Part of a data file
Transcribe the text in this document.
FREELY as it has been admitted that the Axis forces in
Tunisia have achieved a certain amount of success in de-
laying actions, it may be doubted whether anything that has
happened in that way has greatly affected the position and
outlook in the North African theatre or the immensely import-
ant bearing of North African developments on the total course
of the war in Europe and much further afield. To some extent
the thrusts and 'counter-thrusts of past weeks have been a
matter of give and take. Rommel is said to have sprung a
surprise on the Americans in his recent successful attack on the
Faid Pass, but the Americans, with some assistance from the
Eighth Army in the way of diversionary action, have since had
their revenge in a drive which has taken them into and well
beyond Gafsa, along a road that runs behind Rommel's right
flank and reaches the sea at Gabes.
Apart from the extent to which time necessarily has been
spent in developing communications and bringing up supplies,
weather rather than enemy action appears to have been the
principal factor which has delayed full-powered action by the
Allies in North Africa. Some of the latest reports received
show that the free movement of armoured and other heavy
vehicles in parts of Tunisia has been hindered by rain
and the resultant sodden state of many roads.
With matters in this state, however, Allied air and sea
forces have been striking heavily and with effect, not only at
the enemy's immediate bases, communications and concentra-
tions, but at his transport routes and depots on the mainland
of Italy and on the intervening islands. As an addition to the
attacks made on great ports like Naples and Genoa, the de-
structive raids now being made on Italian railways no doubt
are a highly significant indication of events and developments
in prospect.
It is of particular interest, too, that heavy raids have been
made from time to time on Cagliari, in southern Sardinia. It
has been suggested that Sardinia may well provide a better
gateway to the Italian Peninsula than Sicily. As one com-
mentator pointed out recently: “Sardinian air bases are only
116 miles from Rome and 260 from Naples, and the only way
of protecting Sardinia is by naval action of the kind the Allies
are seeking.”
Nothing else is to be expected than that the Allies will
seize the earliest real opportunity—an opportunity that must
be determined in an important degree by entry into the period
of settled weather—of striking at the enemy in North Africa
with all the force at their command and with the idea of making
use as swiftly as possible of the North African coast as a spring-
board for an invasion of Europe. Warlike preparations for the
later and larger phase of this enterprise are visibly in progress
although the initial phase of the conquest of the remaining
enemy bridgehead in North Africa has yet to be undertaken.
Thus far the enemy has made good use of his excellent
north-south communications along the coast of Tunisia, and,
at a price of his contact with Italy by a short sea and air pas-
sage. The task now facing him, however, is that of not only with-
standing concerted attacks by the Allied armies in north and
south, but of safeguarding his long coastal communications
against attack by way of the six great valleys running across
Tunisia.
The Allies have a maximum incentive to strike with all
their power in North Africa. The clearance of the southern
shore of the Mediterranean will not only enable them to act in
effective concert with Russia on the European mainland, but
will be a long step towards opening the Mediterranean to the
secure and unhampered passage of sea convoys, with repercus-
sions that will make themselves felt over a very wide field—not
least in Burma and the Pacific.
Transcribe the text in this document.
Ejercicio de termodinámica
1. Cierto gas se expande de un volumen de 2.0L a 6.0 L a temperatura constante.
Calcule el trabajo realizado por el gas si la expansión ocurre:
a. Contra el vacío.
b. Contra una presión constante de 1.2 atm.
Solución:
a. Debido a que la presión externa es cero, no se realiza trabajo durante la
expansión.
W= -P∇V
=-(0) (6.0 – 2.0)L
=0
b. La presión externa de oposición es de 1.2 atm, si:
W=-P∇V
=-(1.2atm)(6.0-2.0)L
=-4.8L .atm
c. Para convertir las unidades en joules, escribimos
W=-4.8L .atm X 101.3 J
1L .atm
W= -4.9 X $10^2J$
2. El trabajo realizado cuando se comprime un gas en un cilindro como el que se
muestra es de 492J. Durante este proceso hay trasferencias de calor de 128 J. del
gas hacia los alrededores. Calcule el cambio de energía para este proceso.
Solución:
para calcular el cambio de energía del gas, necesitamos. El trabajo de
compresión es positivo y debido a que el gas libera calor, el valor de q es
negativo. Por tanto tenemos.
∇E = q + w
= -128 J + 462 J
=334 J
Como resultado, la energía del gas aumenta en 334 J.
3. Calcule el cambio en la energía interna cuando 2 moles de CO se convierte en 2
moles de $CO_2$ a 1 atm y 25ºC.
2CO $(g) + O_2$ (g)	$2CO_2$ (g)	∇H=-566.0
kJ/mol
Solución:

# Task goal
Of all the lines in the entries, how many contain the word "have"? Give only the number.

# Response below
8